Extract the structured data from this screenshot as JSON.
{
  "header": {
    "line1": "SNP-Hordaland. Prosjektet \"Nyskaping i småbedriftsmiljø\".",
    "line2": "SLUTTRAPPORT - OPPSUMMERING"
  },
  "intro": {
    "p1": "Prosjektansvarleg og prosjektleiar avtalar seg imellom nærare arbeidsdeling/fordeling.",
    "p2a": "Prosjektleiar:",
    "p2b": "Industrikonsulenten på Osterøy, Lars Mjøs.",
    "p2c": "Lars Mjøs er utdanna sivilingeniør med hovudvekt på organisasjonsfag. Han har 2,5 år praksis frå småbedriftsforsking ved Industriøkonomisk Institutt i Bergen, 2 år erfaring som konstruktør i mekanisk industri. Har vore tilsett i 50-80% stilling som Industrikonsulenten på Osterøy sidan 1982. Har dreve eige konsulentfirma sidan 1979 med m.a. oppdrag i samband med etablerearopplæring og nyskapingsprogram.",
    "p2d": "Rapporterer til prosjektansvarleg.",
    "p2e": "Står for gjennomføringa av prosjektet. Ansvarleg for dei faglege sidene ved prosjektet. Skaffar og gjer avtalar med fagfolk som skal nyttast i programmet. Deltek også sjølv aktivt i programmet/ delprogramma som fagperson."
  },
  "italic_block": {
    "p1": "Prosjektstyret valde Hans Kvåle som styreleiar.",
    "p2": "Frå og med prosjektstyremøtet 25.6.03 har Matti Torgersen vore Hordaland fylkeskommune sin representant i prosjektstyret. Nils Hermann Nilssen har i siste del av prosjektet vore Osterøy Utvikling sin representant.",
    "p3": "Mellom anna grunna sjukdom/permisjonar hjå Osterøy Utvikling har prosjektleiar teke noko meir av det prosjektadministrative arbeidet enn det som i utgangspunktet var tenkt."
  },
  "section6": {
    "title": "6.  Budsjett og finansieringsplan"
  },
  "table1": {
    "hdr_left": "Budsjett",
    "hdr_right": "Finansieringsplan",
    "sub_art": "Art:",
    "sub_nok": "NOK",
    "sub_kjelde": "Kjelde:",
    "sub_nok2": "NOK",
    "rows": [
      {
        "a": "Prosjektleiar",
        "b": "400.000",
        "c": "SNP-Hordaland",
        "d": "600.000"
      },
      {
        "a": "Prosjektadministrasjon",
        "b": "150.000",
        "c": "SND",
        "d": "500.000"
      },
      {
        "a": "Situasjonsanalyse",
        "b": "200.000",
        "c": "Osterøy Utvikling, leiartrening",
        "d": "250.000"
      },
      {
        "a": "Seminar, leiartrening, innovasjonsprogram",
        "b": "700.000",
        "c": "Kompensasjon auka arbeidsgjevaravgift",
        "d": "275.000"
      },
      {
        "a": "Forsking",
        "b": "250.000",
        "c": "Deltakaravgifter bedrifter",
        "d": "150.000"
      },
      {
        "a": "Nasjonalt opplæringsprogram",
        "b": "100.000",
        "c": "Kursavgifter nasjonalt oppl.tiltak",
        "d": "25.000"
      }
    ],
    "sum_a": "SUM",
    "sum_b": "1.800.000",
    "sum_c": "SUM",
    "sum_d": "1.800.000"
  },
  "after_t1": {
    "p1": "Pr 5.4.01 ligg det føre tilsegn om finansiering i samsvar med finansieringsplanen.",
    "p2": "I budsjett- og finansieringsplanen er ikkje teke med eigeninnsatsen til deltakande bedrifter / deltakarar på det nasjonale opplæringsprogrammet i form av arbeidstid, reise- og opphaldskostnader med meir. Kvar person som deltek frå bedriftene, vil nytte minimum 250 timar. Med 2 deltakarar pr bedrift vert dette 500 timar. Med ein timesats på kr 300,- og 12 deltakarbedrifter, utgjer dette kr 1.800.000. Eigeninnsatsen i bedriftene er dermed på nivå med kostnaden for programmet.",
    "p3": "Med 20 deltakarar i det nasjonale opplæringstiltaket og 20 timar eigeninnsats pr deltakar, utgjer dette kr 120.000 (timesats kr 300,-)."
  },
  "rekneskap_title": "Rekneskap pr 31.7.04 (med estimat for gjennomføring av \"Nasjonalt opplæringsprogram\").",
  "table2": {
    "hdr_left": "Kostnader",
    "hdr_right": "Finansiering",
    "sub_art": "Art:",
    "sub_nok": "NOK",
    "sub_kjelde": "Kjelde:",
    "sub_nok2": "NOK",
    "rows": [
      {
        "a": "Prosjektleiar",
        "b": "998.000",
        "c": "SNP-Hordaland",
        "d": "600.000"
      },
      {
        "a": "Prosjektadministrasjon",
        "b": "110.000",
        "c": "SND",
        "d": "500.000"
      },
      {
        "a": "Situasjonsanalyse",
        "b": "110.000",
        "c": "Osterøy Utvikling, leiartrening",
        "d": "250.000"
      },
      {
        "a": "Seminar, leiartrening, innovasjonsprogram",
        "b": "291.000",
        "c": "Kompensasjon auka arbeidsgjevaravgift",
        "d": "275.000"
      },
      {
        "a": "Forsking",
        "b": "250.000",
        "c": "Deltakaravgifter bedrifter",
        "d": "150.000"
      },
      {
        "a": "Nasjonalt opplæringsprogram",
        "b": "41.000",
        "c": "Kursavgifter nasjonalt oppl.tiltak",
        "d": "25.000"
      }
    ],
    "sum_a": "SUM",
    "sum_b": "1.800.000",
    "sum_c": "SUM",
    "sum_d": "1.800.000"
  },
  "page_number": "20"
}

═══

SET TASK = Retype every entry above, word for word.

EXERCISE OUTPUT =
Extract the structured data from this screenshot as JSON.
{
  "header": {
    "line1": "SNP-Hordaland. Prosjektet \"Nyskaping i småbedriftsmiljø\".",
    "line2": "SLUTTRAPPORT - OPPSUMMERING"
  },
  "intro": {
    "p1": "Prosjektansvarleg og prosjektleiar avtalar seg imellom nærare arbeidsdeling/fordeling.",
    "p2a": "Prosjektleiar:",
    "p2b": "Industrikonsulenten på Osterøy, Lars Mjøs.",
    "p2c": "Lars Mjøs er utdanna sivilingeniør med hovudvekt på organisasjonsfag. Han har 2,5 år praksis frå småbedriftsforsking ved Industriøkonomisk Institutt i Bergen, 2 år erfaring som konstruktør i mekanisk industri. Har vore tilsett i 50-80% stilling som Industrikonsulenten på Osterøy sidan 1982. Har dreve eige konsulentfirma sidan 1979 med m.a. oppdrag i samband med etablerearopplæring og nyskapingsprogram.",
    "p2d": "Rapporterer til prosjektansvarleg.",
    "p2e": "Står for gjennomføringa av prosjektet. Ansvarleg for dei faglege sidene ved prosjektet. Skaffar og gjer avtalar med fagfolk som skal nyttast i programmet. Deltek også sjølv aktivt i programmet/ delprogramma som fagperson."
  },
  "italic_block": {
    "p1": "Prosjektstyret valde Hans Kvåle som styreleiar.",
    "p2": "Frå og med prosjektstyremøtet 25.6.03 har Matti Torgersen vore Hordaland fylkeskommune sin representant i prosjektstyret. Nils Hermann Nilssen har i siste del av prosjektet vore Osterøy Utvikling sin representant.",
    "p3": "Mellom anna grunna sjukdom/permisjonar hjå Osterøy Utvikling har prosjektleiar teke noko meir av det prosjektadministrative arbeidet enn det som i utgangspunktet var tenkt."
  },
  "section6": {
    "title": "6.  Budsjett og finansieringsplan"
  },
  "table1": {
    "hdr_left": "Budsjett",
    "hdr_right": "Finansieringsplan",
    "sub_art": "Art:",
    "sub_nok": "NOK",
    "sub_kjelde": "Kjelde:",
    "sub_nok2": "NOK",
    "rows": [
      {
        "a": "Prosjektleiar",
        "b": "400.000",
        "c": "SNP-Hordaland",
        "d": "600.000"
      },
      {
        "a": "Prosjektadministrasjon",
        "b": "150.000",
        "c": "SND",
        "d": "500.000"
      },
      {
        "a": "Situasjonsanalyse",
        "b": "200.000",
        "c": "Osterøy Utvikling, leiartrening",
        "d": "250.000"
      },
      {
        "a": "Seminar, leiartrening, innovasjonsprogram",
        "b": "700.000",
        "c": "Kompensasjon auka arbeidsgjevaravgift",
        "d": "275.000"
      },
      {
        "a": "Forsking",
        "b": "250.000",
        "c": "Deltakaravgifter bedrifter",
        "d": "150.000"
      },
      {
        "a": "Nasjonalt opplæringsprogram",
        "b": "100.000",
        "c": "Kursavgifter nasjonalt oppl.tiltak",
        "d": "25.000"
      }
    ],
    "sum_a": "SUM",
    "sum_b": "1.800.000",
    "sum_c": "SUM",
    "sum_d": "1.800.000"
  },
  "after_t1": {
    "p1": "Pr 5.4.01 ligg det føre tilsegn om finansiering i samsvar med finansieringsplanen.",
    "p2": "I budsjett- og finansieringsplanen er ikkje teke med eigeninnsatsen til deltakande bedrifter / deltakarar på det nasjonale opplæringsprogrammet i form av arbeidstid, reise- og opphaldskostnader med meir. Kvar person som deltek frå bedriftene, vil nytte minimum 250 timar. Med 2 deltakarar pr bedrift vert dette 500 timar. Med ein timesats på kr 300,- og 12 deltakarbedrifter, utgjer dette kr 1.800.000. Eigeninnsatsen i bedriftene er dermed på nivå med kostnaden for programmet.",
    "p3": "Med 20 deltakarar i det nasjonale opplæringstiltaket og 20 timar eigeninnsats pr deltakar, utgjer dette kr 120.000 (timesats kr 300,-)."
  },
  "rekneskap_title": "Rekneskap pr 31.7.04 (med estimat for gjennomføring av \"Nasjonalt opplæringsprogram\").",
  "table2": {
    "hdr_left": "Kostnader",
    "hdr_right": "Finansiering",
    "sub_art": "Art:",
    "sub_nok": "NOK",
    "sub_kjelde": "Kjelde:",
    "sub_nok2": "NOK",
    "rows": [
      {
        "a": "Prosjektleiar",
        "b": "998.000",
        "c": "SNP-Hordaland",
        "d": "600.000"
      },
      {
        "a": "Prosjektadministrasjon",
        "b": "110.000",
        "c": "SND",
        "d": "500.000"
      },
      {
        "a": "Situasjonsanalyse",
        "b": "110.000",
        "c": "Osterøy Utvikling, leiartrening",
        "d": "250.000"
      },
      {
        "a": "Seminar, leiartrening, innovasjonsprogram",
        "b": "291.000",
        "c": "Kompensasjon auka arbeidsgjevaravgift",
        "d": "275.000"
      },
      {
        "a": "Forsking",
        "b": "250.000",
        "c": "Deltakaravgifter bedrifter",
        "d": "150.000"
      },
      {
        "a": "Nasjonalt opplæringsprogram",
        "b": "41.000",
        "c": "Kursavgifter nasjonalt oppl.tiltak",
        "d": "25.000"
      }
    ],
    "sum_a": "SUM",
    "sum_b": "1.800.000",
    "sum_c": "SUM",
    "sum_d": "1.800.000"
  },
  "page_number": "20"
}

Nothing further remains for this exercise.